> [Work required]
Return all lines with the word "bidang" in them.

[start Information supplied]

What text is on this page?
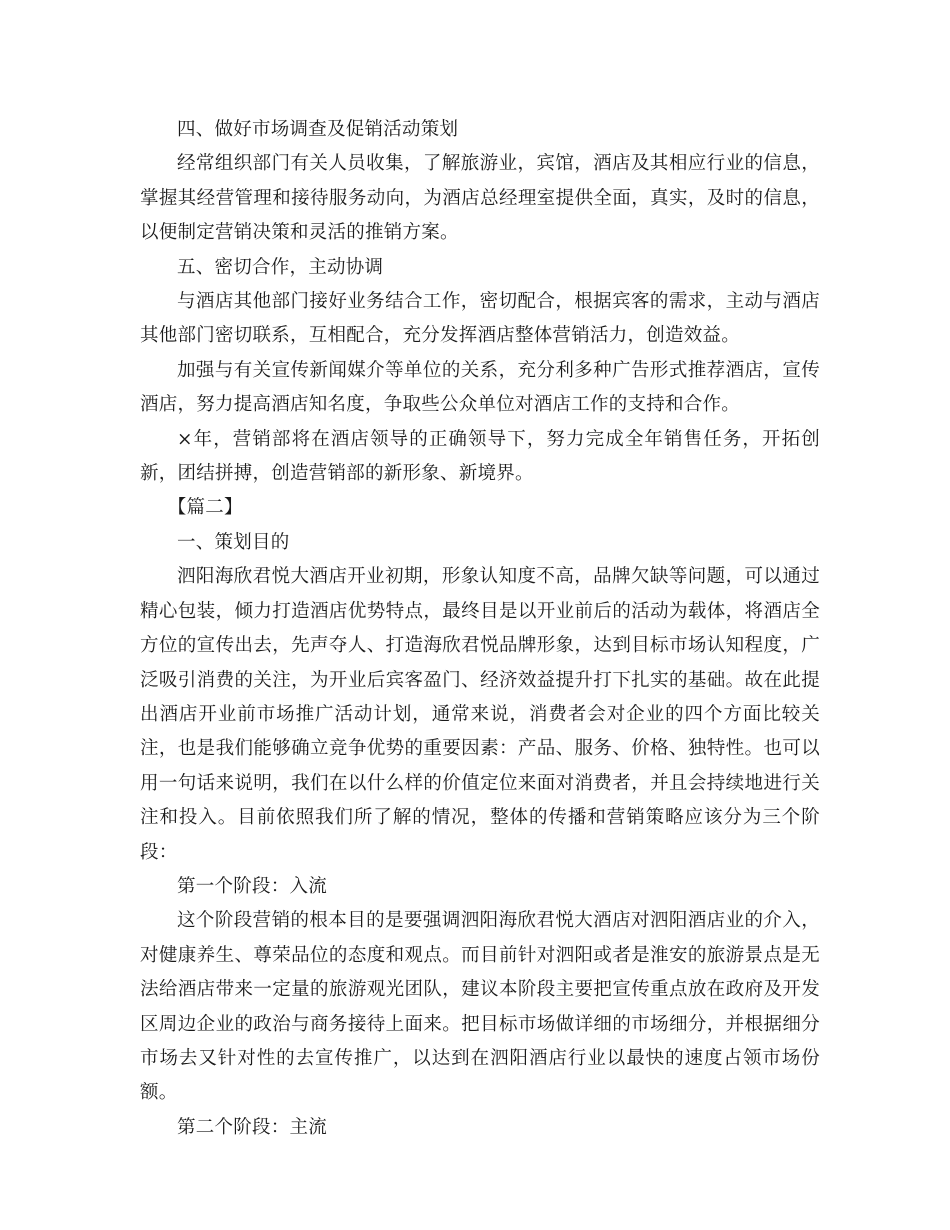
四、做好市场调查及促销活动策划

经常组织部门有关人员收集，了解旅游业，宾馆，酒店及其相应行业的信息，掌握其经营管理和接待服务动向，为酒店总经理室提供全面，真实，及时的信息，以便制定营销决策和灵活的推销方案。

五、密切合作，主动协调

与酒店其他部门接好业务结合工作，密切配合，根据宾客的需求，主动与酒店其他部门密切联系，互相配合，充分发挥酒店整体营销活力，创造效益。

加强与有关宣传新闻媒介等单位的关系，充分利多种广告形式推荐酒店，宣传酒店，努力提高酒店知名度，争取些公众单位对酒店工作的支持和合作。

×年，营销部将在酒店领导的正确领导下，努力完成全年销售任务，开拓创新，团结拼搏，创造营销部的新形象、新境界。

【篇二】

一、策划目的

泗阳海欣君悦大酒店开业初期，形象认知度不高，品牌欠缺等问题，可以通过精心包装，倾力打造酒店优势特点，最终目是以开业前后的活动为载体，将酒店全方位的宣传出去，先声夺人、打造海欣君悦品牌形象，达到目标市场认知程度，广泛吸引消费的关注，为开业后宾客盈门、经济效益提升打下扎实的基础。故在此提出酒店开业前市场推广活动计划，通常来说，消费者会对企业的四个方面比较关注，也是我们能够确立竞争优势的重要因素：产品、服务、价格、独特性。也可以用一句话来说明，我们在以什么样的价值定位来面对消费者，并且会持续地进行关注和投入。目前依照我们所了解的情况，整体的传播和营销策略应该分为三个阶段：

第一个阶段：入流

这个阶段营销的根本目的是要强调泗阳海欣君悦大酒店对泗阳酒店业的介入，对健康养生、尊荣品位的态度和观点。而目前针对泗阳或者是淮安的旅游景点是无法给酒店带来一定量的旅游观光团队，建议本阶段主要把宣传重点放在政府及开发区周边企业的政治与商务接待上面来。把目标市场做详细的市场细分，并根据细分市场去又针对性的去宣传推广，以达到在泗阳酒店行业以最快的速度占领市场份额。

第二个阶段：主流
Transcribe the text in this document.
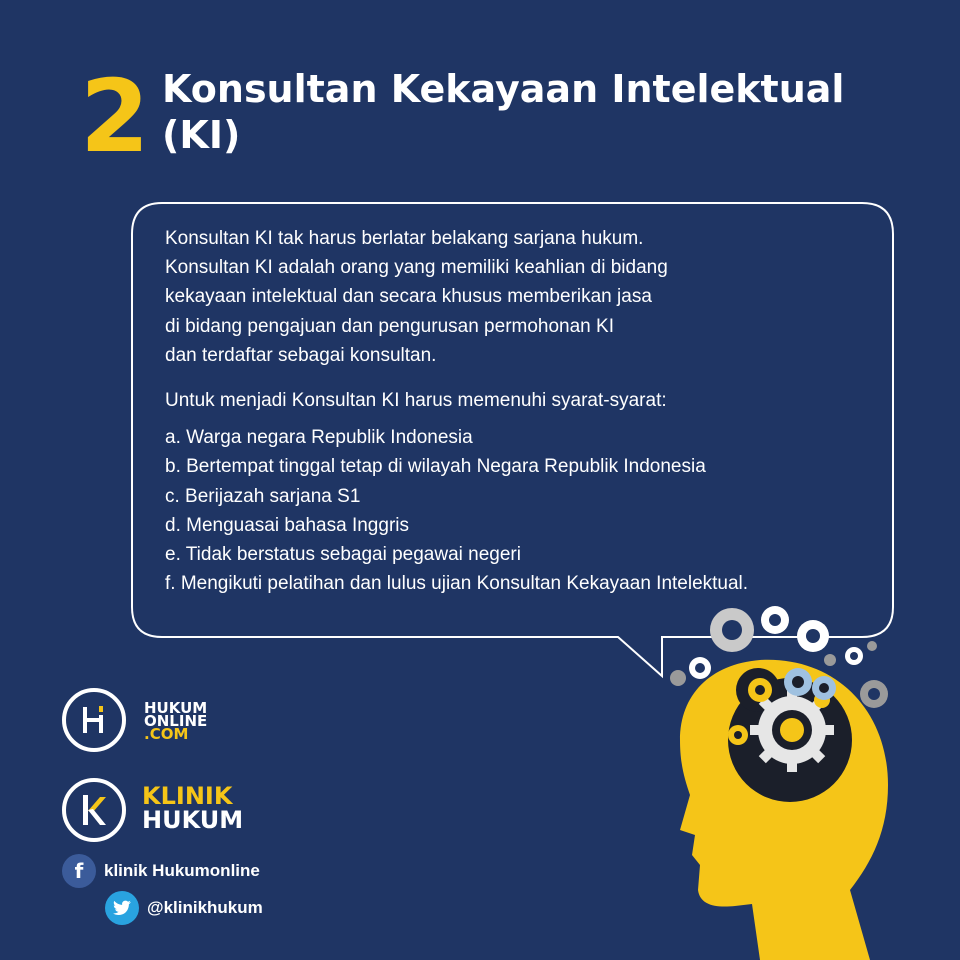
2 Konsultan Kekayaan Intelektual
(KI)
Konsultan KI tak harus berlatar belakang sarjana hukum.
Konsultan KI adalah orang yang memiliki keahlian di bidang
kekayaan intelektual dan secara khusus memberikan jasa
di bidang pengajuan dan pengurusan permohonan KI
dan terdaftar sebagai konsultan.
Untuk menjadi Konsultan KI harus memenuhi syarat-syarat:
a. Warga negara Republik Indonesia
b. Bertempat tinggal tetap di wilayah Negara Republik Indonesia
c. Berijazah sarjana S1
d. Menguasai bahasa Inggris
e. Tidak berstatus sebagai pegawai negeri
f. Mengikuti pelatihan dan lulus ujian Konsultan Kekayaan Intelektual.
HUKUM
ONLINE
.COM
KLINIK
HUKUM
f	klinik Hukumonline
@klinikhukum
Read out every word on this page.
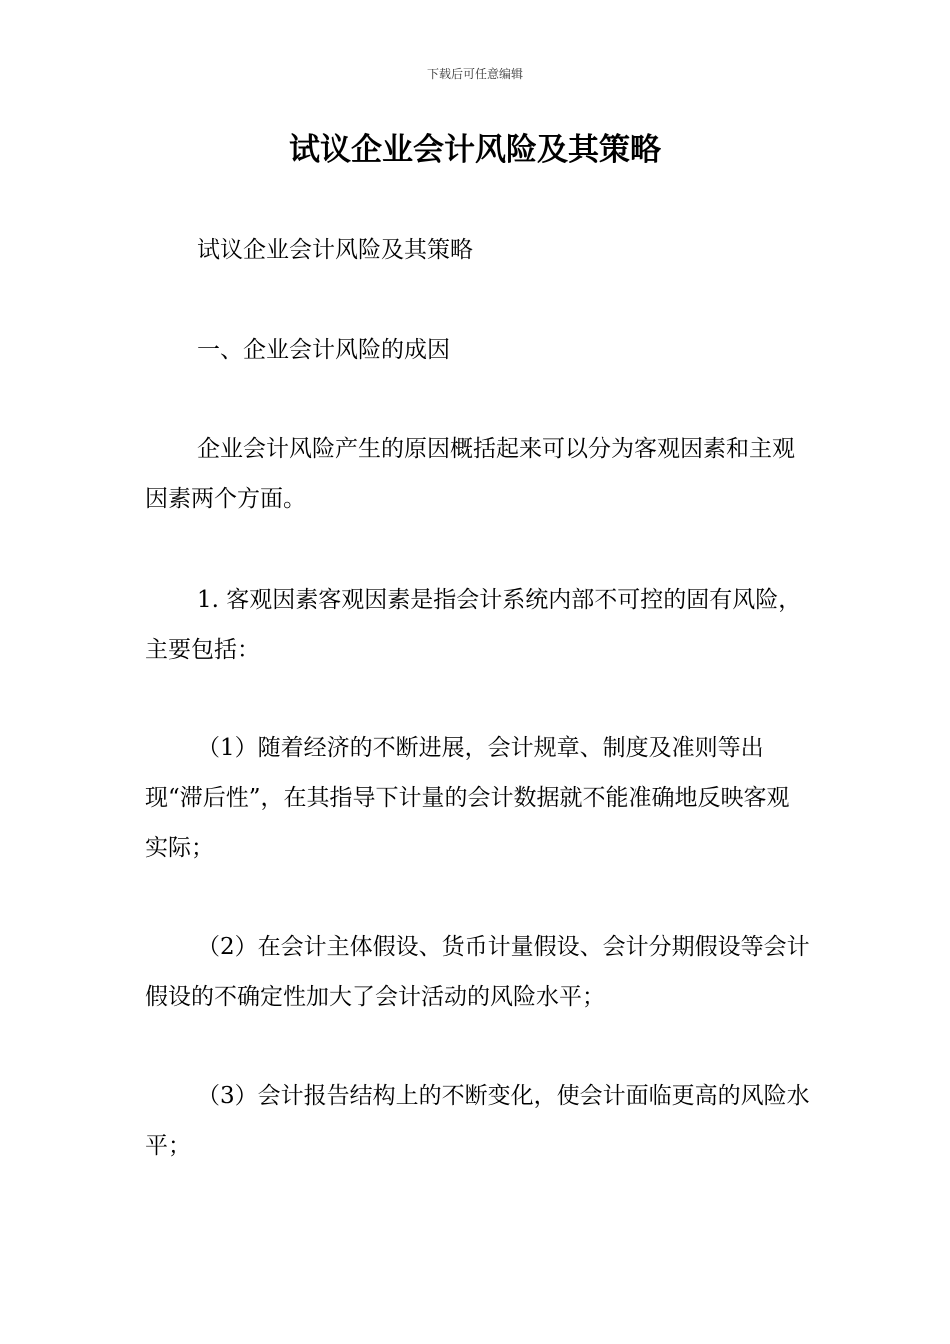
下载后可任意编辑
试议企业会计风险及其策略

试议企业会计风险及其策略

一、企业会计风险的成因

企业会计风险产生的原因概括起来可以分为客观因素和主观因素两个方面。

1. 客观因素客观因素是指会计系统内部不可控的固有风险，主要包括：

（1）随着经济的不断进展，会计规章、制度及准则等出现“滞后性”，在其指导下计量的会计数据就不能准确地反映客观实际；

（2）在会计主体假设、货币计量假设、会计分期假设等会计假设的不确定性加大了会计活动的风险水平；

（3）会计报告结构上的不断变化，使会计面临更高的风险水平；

[end Information supplied]
[start Information supplied]

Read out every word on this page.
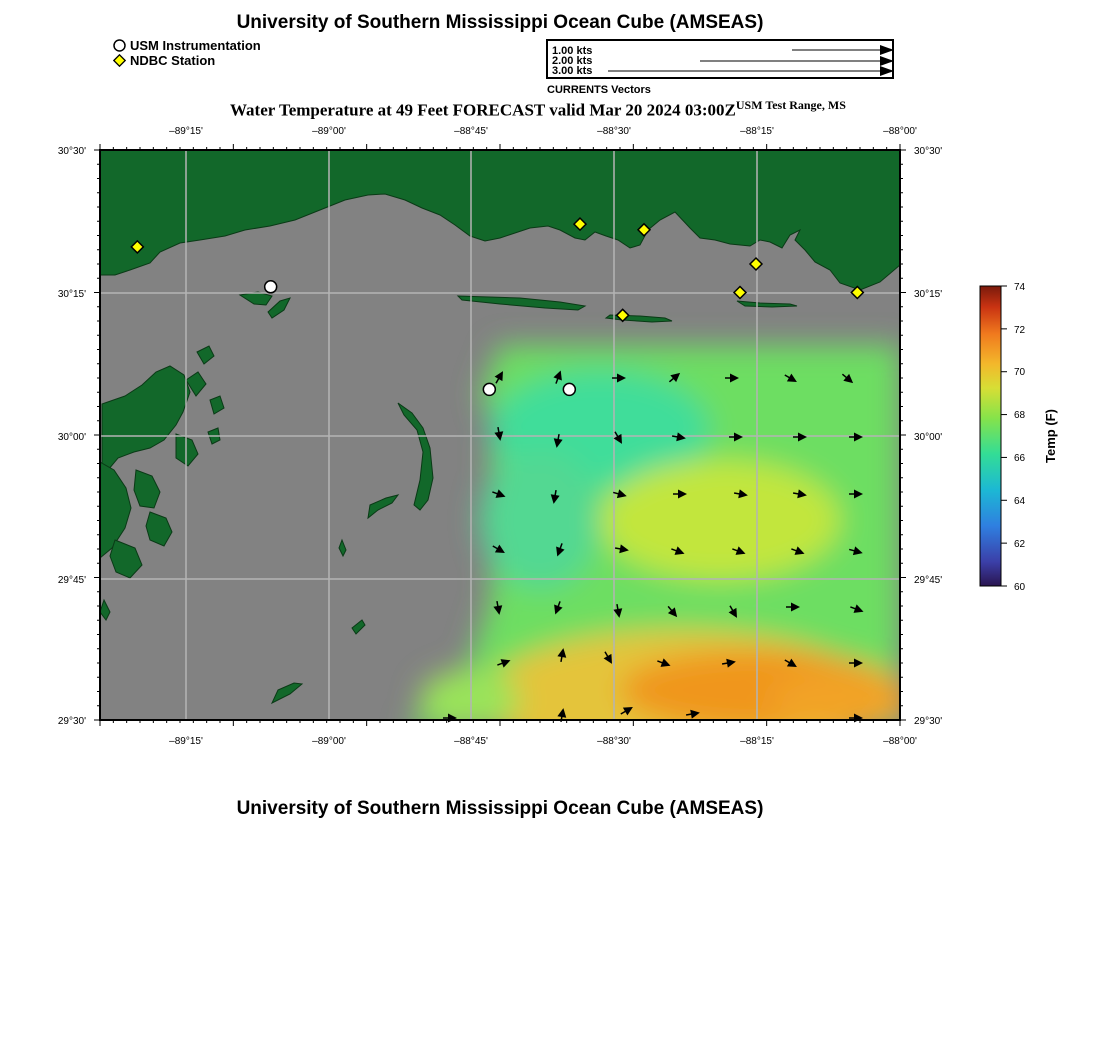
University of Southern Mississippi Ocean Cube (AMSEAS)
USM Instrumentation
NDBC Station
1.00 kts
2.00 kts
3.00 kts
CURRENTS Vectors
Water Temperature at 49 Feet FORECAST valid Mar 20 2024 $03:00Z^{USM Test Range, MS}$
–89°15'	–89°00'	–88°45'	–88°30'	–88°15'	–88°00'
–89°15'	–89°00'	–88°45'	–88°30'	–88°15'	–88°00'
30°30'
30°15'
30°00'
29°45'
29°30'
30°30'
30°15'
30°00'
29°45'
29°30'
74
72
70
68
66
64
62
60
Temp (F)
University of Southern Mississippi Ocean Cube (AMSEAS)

[end Information supplied]

> [Output below]
Konsultan KI adalah orang yang memiliki keahlian di bidang
di bidang pengajuan dan pengurusan permohonan KI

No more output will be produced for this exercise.